- Instructions to follow -
Copy each line below in which the word "запасе" occurs.

- Records excerpted from a collection -
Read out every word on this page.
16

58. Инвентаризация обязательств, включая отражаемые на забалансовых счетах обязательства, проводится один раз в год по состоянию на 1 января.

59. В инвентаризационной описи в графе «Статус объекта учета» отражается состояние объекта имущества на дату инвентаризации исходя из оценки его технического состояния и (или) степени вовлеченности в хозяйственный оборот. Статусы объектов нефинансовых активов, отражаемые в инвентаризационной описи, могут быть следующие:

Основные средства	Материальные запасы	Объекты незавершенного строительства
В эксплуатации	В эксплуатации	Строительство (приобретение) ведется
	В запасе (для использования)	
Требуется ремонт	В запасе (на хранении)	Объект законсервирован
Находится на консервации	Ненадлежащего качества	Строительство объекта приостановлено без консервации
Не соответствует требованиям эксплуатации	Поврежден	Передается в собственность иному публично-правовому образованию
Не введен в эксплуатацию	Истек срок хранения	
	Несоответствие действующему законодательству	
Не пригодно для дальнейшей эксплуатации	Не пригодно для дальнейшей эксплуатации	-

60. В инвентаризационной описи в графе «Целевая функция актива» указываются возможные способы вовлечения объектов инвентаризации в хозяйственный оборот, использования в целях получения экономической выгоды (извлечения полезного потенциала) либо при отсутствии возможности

- Result of the exercise -
	В запасе (для использования)	
Требуется ремонт	В запасе (на хранении)	Объект законсервирован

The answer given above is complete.